> [WHAT TO PRODUCE]
Copy every line from the material below that holds "Spain".

-- Begin DATA ENTRIES --

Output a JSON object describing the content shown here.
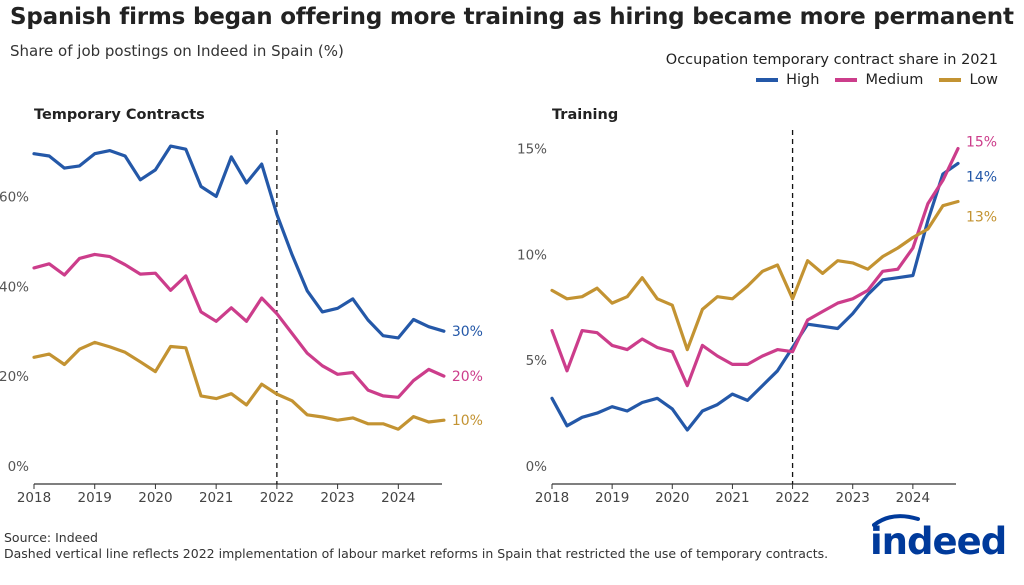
{
  "title": "Spanish firms began offering more training as hiring became more permanent",
  "subtitle": "Share of job postings on Indeed in Spain (%)",
  "legend": {
    "title": "Occupation temporary contract share in 2021",
    "items": [
      {
        "label": "High",
        "color": "#2458a8"
      },
      {
        "label": "Medium",
        "color": "#cc3d8b"
      },
      {
        "label": "Low",
        "color": "#c39332"
      }
    ]
  },
  "footer": {
    "source": "Source: Indeed",
    "note": "Dashed vertical line reflects 2022 implementation of labour market reforms in Spain that restricted the use of temporary contracts."
  },
  "logo": {
    "text": "indeed"
  },
  "chart_data": [
    {
      "type": "line",
      "title": "Temporary Contracts",
      "x": [
        2018.0,
        2018.25,
        2018.5,
        2018.75,
        2019.0,
        2019.25,
        2019.5,
        2019.75,
        2020.0,
        2020.25,
        2020.5,
        2020.75,
        2021.0,
        2021.25,
        2021.5,
        2021.75,
        2022.0,
        2022.25,
        2022.5,
        2022.75,
        2023.0,
        2023.25,
        2023.5,
        2023.75,
        2024.0,
        2024.25,
        2024.5,
        2024.75
      ],
      "xlim": [
        2018.0,
        2024.95
      ],
      "ylim": [
        0,
        73
      ],
      "yticks": [
        0,
        20,
        40,
        60
      ],
      "ytick_labels": [
        "0%",
        "20%",
        "40%",
        "60%"
      ],
      "xticks": [
        2018,
        2019,
        2020,
        2021,
        2022,
        2023,
        2024
      ],
      "xtick_labels": [
        "2018",
        "2019",
        "2020",
        "2021",
        "2022",
        "2023",
        "2024"
      ],
      "reference_line_x": 2022,
      "series": [
        {
          "name": "High",
          "end_label": "30%",
          "values": [
            69.5,
            69.0,
            66.3,
            66.8,
            69.5,
            70.2,
            69.0,
            63.7,
            65.9,
            71.2,
            70.5,
            62.2,
            60.0,
            68.8,
            63.0,
            67.2,
            56.0,
            47.0,
            39.0,
            34.3,
            35.1,
            37.2,
            32.5,
            29.0,
            28.5,
            32.6,
            31.0,
            30.0
          ]
        },
        {
          "name": "Medium",
          "end_label": "20%",
          "values": [
            44.1,
            45.0,
            42.5,
            46.2,
            47.1,
            46.6,
            44.8,
            42.7,
            42.9,
            39.1,
            42.3,
            34.3,
            32.2,
            35.2,
            32.2,
            37.4,
            33.9,
            29.5,
            25.1,
            22.3,
            20.4,
            20.8,
            16.9,
            15.6,
            15.3,
            19.0,
            21.5,
            20.0
          ]
        },
        {
          "name": "Low",
          "end_label": "10%",
          "values": [
            24.2,
            24.9,
            22.6,
            26.0,
            27.5,
            26.5,
            25.3,
            23.2,
            21.0,
            26.6,
            26.3,
            15.6,
            15.0,
            16.1,
            13.6,
            18.2,
            16.0,
            14.5,
            11.4,
            10.9,
            10.2,
            10.7,
            9.4,
            9.4,
            8.2,
            11.0,
            9.8,
            10.2
          ]
        }
      ]
    },
    {
      "type": "line",
      "title": "Training",
      "x": [
        2018.0,
        2018.25,
        2018.5,
        2018.75,
        2019.0,
        2019.25,
        2019.5,
        2019.75,
        2020.0,
        2020.25,
        2020.5,
        2020.75,
        2021.0,
        2021.25,
        2021.5,
        2021.75,
        2022.0,
        2022.25,
        2022.5,
        2022.75,
        2023.0,
        2023.25,
        2023.5,
        2023.75,
        2024.0,
        2024.25,
        2024.5,
        2024.75
      ],
      "xlim": [
        2018.0,
        2024.95
      ],
      "ylim": [
        0,
        15.5
      ],
      "yticks": [
        0,
        5,
        10,
        15
      ],
      "ytick_labels": [
        "0%",
        "5%",
        "10%",
        "15%"
      ],
      "xticks": [
        2018,
        2019,
        2020,
        2021,
        2022,
        2023,
        2024
      ],
      "xtick_labels": [
        "2018",
        "2019",
        "2020",
        "2021",
        "2022",
        "2023",
        "2024"
      ],
      "reference_line_x": 2022,
      "series": [
        {
          "name": "High",
          "end_label": "14%",
          "values": [
            3.2,
            1.9,
            2.3,
            2.5,
            2.8,
            2.6,
            3.0,
            3.2,
            2.7,
            1.7,
            2.6,
            2.9,
            3.4,
            3.1,
            3.8,
            4.5,
            5.6,
            6.7,
            6.6,
            6.5,
            7.2,
            8.1,
            8.8,
            8.9,
            9.0,
            11.6,
            13.8,
            14.3
          ]
        },
        {
          "name": "Medium",
          "end_label": "15%",
          "values": [
            6.4,
            4.5,
            6.4,
            6.3,
            5.7,
            5.5,
            6.0,
            5.6,
            5.4,
            3.8,
            5.7,
            5.2,
            4.8,
            4.8,
            5.2,
            5.5,
            5.4,
            6.9,
            7.3,
            7.7,
            7.9,
            8.3,
            9.2,
            9.3,
            10.3,
            12.4,
            13.5,
            15.0
          ]
        },
        {
          "name": "Low",
          "end_label": "13%",
          "values": [
            8.3,
            7.9,
            8.0,
            8.4,
            7.7,
            8.0,
            8.9,
            7.9,
            7.6,
            5.5,
            7.4,
            8.0,
            7.9,
            8.5,
            9.2,
            9.5,
            7.9,
            9.7,
            9.1,
            9.7,
            9.6,
            9.3,
            9.9,
            10.3,
            10.8,
            11.2,
            12.3,
            12.5
          ]
        }
      ]
    }
  ]
}
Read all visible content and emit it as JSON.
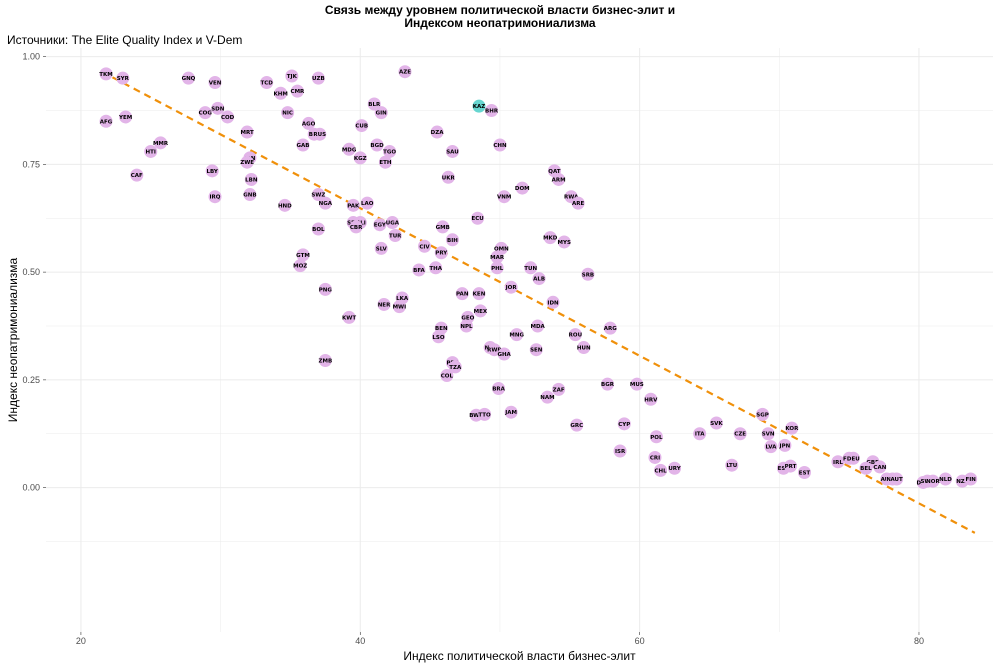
{
  "chart_data": {
    "type": "scatter",
    "title_lines": [
      "Связь между уровнем политической власти бизнес-элит и",
      "Индексом неопатримониализма"
    ],
    "subtitle": "Источники: The Elite Quality Index и V-Dem",
    "xlabel": "Индекс политической власти бизнес-элит",
    "ylabel": "Индекс неопатримониализма",
    "xlim": [
      17.5,
      85.3
    ],
    "ylim": [
      -0.335,
      1.02
    ],
    "x_ticks": [
      20,
      40,
      60,
      80
    ],
    "y_ticks": [
      0.0,
      0.25,
      0.5,
      0.75,
      1.0
    ],
    "y_tick_labels": [
      "0.00",
      "0.25",
      "0.50",
      "0.75",
      "1.00"
    ],
    "grid": true,
    "colors": {
      "point": "#e2b4e8",
      "highlight": "#66d6d0",
      "trend": "#f0900a",
      "grid": "#ebebeb"
    },
    "trendline": {
      "style": "dashed",
      "x": [
        21.5,
        84.0
      ],
      "y": [
        0.965,
        -0.105
      ]
    },
    "points": [
      {
        "label": "TKM",
        "x": 21.8,
        "y": 0.96
      },
      {
        "label": "SYR",
        "x": 23.0,
        "y": 0.95
      },
      {
        "label": "AFG",
        "x": 21.8,
        "y": 0.85
      },
      {
        "label": "YEM",
        "x": 23.2,
        "y": 0.86
      },
      {
        "label": "CAF",
        "x": 24.0,
        "y": 0.725
      },
      {
        "label": "HTI",
        "x": 25.0,
        "y": 0.78
      },
      {
        "label": "MMR",
        "x": 25.7,
        "y": 0.8
      },
      {
        "label": "GNQ",
        "x": 27.7,
        "y": 0.95
      },
      {
        "label": "VEN",
        "x": 29.6,
        "y": 0.94
      },
      {
        "label": "COG",
        "x": 28.9,
        "y": 0.87
      },
      {
        "label": "SDN",
        "x": 29.8,
        "y": 0.88
      },
      {
        "label": "COD",
        "x": 30.5,
        "y": 0.86
      },
      {
        "label": "LBY",
        "x": 29.4,
        "y": 0.735
      },
      {
        "label": "IRQ",
        "x": 29.6,
        "y": 0.675
      },
      {
        "label": "MRT",
        "x": 31.9,
        "y": 0.825
      },
      {
        "label": "IRN",
        "x": 32.1,
        "y": 0.765
      },
      {
        "label": "ZWE",
        "x": 31.9,
        "y": 0.755
      },
      {
        "label": "LBN",
        "x": 32.2,
        "y": 0.715
      },
      {
        "label": "GNB",
        "x": 32.1,
        "y": 0.68
      },
      {
        "label": "TCD",
        "x": 33.3,
        "y": 0.94
      },
      {
        "label": "TJK",
        "x": 35.1,
        "y": 0.955
      },
      {
        "label": "KHM",
        "x": 34.3,
        "y": 0.915
      },
      {
        "label": "CMR",
        "x": 35.5,
        "y": 0.92
      },
      {
        "label": "UZB",
        "x": 37.0,
        "y": 0.95
      },
      {
        "label": "NIC",
        "x": 34.8,
        "y": 0.87
      },
      {
        "label": "AGO",
        "x": 36.3,
        "y": 0.845
      },
      {
        "label": "BDI",
        "x": 36.7,
        "y": 0.82
      },
      {
        "label": "RUS",
        "x": 37.1,
        "y": 0.82
      },
      {
        "label": "GAB",
        "x": 35.9,
        "y": 0.795
      },
      {
        "label": "SWZ",
        "x": 37.0,
        "y": 0.68
      },
      {
        "label": "HND",
        "x": 34.6,
        "y": 0.655
      },
      {
        "label": "NGA",
        "x": 37.5,
        "y": 0.66
      },
      {
        "label": "BOL",
        "x": 37.0,
        "y": 0.6
      },
      {
        "label": "GTM",
        "x": 35.9,
        "y": 0.54
      },
      {
        "label": "MOZ",
        "x": 35.7,
        "y": 0.515
      },
      {
        "label": "PNG",
        "x": 37.5,
        "y": 0.46
      },
      {
        "label": "KWT",
        "x": 39.2,
        "y": 0.395
      },
      {
        "label": "ZMB",
        "x": 37.5,
        "y": 0.295
      },
      {
        "label": "BLR",
        "x": 41.0,
        "y": 0.89
      },
      {
        "label": "GIN",
        "x": 41.5,
        "y": 0.87
      },
      {
        "label": "CUB",
        "x": 40.1,
        "y": 0.84
      },
      {
        "label": "MDG",
        "x": 39.2,
        "y": 0.785
      },
      {
        "label": "BGD",
        "x": 41.2,
        "y": 0.795
      },
      {
        "label": "TGO",
        "x": 42.1,
        "y": 0.78
      },
      {
        "label": "KGZ",
        "x": 40.0,
        "y": 0.765
      },
      {
        "label": "ETH",
        "x": 41.8,
        "y": 0.755
      },
      {
        "label": "LAO",
        "x": 40.5,
        "y": 0.66
      },
      {
        "label": "PAK",
        "x": 39.5,
        "y": 0.655
      },
      {
        "label": "MLI",
        "x": 40.0,
        "y": 0.615
      },
      {
        "label": "SEN",
        "x": 39.5,
        "y": 0.615
      },
      {
        "label": "CBR",
        "x": 39.7,
        "y": 0.605
      },
      {
        "label": "EGY",
        "x": 41.4,
        "y": 0.61
      },
      {
        "label": "UGA",
        "x": 42.3,
        "y": 0.615
      },
      {
        "label": "TUR",
        "x": 42.5,
        "y": 0.585
      },
      {
        "label": "SLV",
        "x": 41.5,
        "y": 0.555
      },
      {
        "label": "LKA",
        "x": 43.0,
        "y": 0.44
      },
      {
        "label": "NER",
        "x": 41.7,
        "y": 0.425
      },
      {
        "label": "MWI",
        "x": 42.8,
        "y": 0.42
      },
      {
        "label": "AZE",
        "x": 43.2,
        "y": 0.965
      },
      {
        "label": "DZA",
        "x": 45.5,
        "y": 0.825
      },
      {
        "label": "SAU",
        "x": 46.6,
        "y": 0.78
      },
      {
        "label": "UKR",
        "x": 46.3,
        "y": 0.72
      },
      {
        "label": "GMB",
        "x": 45.9,
        "y": 0.605
      },
      {
        "label": "BIH",
        "x": 46.6,
        "y": 0.575
      },
      {
        "label": "CIV",
        "x": 44.6,
        "y": 0.56
      },
      {
        "label": "PRY",
        "x": 45.8,
        "y": 0.545
      },
      {
        "label": "BFA",
        "x": 44.2,
        "y": 0.505
      },
      {
        "label": "THA",
        "x": 45.4,
        "y": 0.51
      },
      {
        "label": "ECU",
        "x": 48.4,
        "y": 0.625
      },
      {
        "label": "KAZ",
        "x": 48.5,
        "y": 0.885,
        "highlight": true
      },
      {
        "label": "BHR",
        "x": 49.4,
        "y": 0.875
      },
      {
        "label": "CHN",
        "x": 50.0,
        "y": 0.795
      },
      {
        "label": "VNM",
        "x": 50.3,
        "y": 0.675
      },
      {
        "label": "DOM",
        "x": 51.6,
        "y": 0.695
      },
      {
        "label": "OMN",
        "x": 50.1,
        "y": 0.555
      },
      {
        "label": "MAR",
        "x": 49.8,
        "y": 0.535
      },
      {
        "label": "PHL",
        "x": 49.8,
        "y": 0.51
      },
      {
        "label": "TUN",
        "x": 52.2,
        "y": 0.51
      },
      {
        "label": "ALB",
        "x": 52.8,
        "y": 0.485
      },
      {
        "label": "JOR",
        "x": 50.8,
        "y": 0.465
      },
      {
        "label": "PAN",
        "x": 47.3,
        "y": 0.45
      },
      {
        "label": "KEN",
        "x": 48.5,
        "y": 0.45
      },
      {
        "label": "GEO",
        "x": 47.7,
        "y": 0.395
      },
      {
        "label": "MEX",
        "x": 48.6,
        "y": 0.41
      },
      {
        "label": "NPL",
        "x": 47.6,
        "y": 0.375
      },
      {
        "label": "BEN",
        "x": 45.8,
        "y": 0.37
      },
      {
        "label": "LSO",
        "x": 45.6,
        "y": 0.35
      },
      {
        "label": "MNG",
        "x": 51.2,
        "y": 0.355
      },
      {
        "label": "MDA",
        "x": 52.7,
        "y": 0.375
      },
      {
        "label": "IDN",
        "x": 53.8,
        "y": 0.43
      },
      {
        "label": "NIG",
        "x": 49.3,
        "y": 0.325
      },
      {
        "label": "RWB",
        "x": 49.6,
        "y": 0.32
      },
      {
        "label": "GHA",
        "x": 50.3,
        "y": 0.31
      },
      {
        "label": "SEN",
        "x": 52.6,
        "y": 0.32
      },
      {
        "label": "PER",
        "x": 46.6,
        "y": 0.29
      },
      {
        "label": "TZA",
        "x": 46.8,
        "y": 0.28
      },
      {
        "label": "COL",
        "x": 46.2,
        "y": 0.26
      },
      {
        "label": "BRA",
        "x": 49.9,
        "y": 0.23
      },
      {
        "label": "ZAF",
        "x": 54.2,
        "y": 0.228
      },
      {
        "label": "NAM",
        "x": 53.4,
        "y": 0.21
      },
      {
        "label": "BWA",
        "x": 48.3,
        "y": 0.168
      },
      {
        "label": "TTO",
        "x": 48.9,
        "y": 0.17
      },
      {
        "label": "JAM",
        "x": 50.8,
        "y": 0.175
      },
      {
        "label": "QAT",
        "x": 53.9,
        "y": 0.735
      },
      {
        "label": "ARM",
        "x": 54.2,
        "y": 0.715
      },
      {
        "label": "RWA",
        "x": 55.1,
        "y": 0.675
      },
      {
        "label": "ARE",
        "x": 55.6,
        "y": 0.66
      },
      {
        "label": "MKD",
        "x": 53.6,
        "y": 0.58
      },
      {
        "label": "MYS",
        "x": 54.6,
        "y": 0.57
      },
      {
        "label": "SRB",
        "x": 56.3,
        "y": 0.495
      },
      {
        "label": "ROU",
        "x": 55.4,
        "y": 0.355
      },
      {
        "label": "HUN",
        "x": 56.0,
        "y": 0.325
      },
      {
        "label": "ARG",
        "x": 57.9,
        "y": 0.37
      },
      {
        "label": "BGR",
        "x": 57.7,
        "y": 0.24
      },
      {
        "label": "MUS",
        "x": 59.8,
        "y": 0.24
      },
      {
        "label": "HRV",
        "x": 60.8,
        "y": 0.205
      },
      {
        "label": "GRC",
        "x": 55.5,
        "y": 0.145
      },
      {
        "label": "CYP",
        "x": 58.9,
        "y": 0.148
      },
      {
        "label": "ISR",
        "x": 58.6,
        "y": 0.085
      },
      {
        "label": "POL",
        "x": 61.2,
        "y": 0.118
      },
      {
        "label": "CRI",
        "x": 61.1,
        "y": 0.07
      },
      {
        "label": "CHL",
        "x": 61.5,
        "y": 0.04
      },
      {
        "label": "URY",
        "x": 62.5,
        "y": 0.045
      },
      {
        "label": "ITA",
        "x": 64.3,
        "y": 0.125
      },
      {
        "label": "SVK",
        "x": 65.5,
        "y": 0.15
      },
      {
        "label": "LTU",
        "x": 66.6,
        "y": 0.052
      },
      {
        "label": "CZE",
        "x": 67.2,
        "y": 0.125
      },
      {
        "label": "SGP",
        "x": 68.8,
        "y": 0.17
      },
      {
        "label": "SVN",
        "x": 69.2,
        "y": 0.125
      },
      {
        "label": "LVA",
        "x": 69.4,
        "y": 0.095
      },
      {
        "label": "KOR",
        "x": 70.9,
        "y": 0.138
      },
      {
        "label": "JPN",
        "x": 70.4,
        "y": 0.098
      },
      {
        "label": "ESP",
        "x": 70.3,
        "y": 0.045
      },
      {
        "label": "PRT",
        "x": 70.8,
        "y": 0.05
      },
      {
        "label": "EST",
        "x": 71.8,
        "y": 0.035
      },
      {
        "label": "IRL",
        "x": 74.2,
        "y": 0.06
      },
      {
        "label": "FRA",
        "x": 75.0,
        "y": 0.068
      },
      {
        "label": "DEU",
        "x": 75.3,
        "y": 0.068
      },
      {
        "label": "GBR",
        "x": 76.7,
        "y": 0.06
      },
      {
        "label": "CAN",
        "x": 77.2,
        "y": 0.048
      },
      {
        "label": "BEL",
        "x": 76.2,
        "y": 0.045
      },
      {
        "label": "AUS",
        "x": 77.7,
        "y": 0.02
      },
      {
        "label": "NZL",
        "x": 78.1,
        "y": 0.02
      },
      {
        "label": "AUT",
        "x": 78.4,
        "y": 0.02
      },
      {
        "label": "DNK",
        "x": 80.3,
        "y": 0.012
      },
      {
        "label": "SWE",
        "x": 80.6,
        "y": 0.015
      },
      {
        "label": "NOR",
        "x": 81.0,
        "y": 0.015
      },
      {
        "label": "NLD",
        "x": 81.9,
        "y": 0.02
      },
      {
        "label": "NZL",
        "x": 83.1,
        "y": 0.015
      },
      {
        "label": "FIN",
        "x": 83.7,
        "y": 0.02
      }
    ]
  }
}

-- End DATA ENTRIES --

> [OUTPUT OF THE TASK]
  "subtitle": "Share of job postings on Indeed in Spain (%)",
    "note": "Dashed vertical line reflects 2022 implementation of labour market reforms in Spain that restricted the use of temporary contracts."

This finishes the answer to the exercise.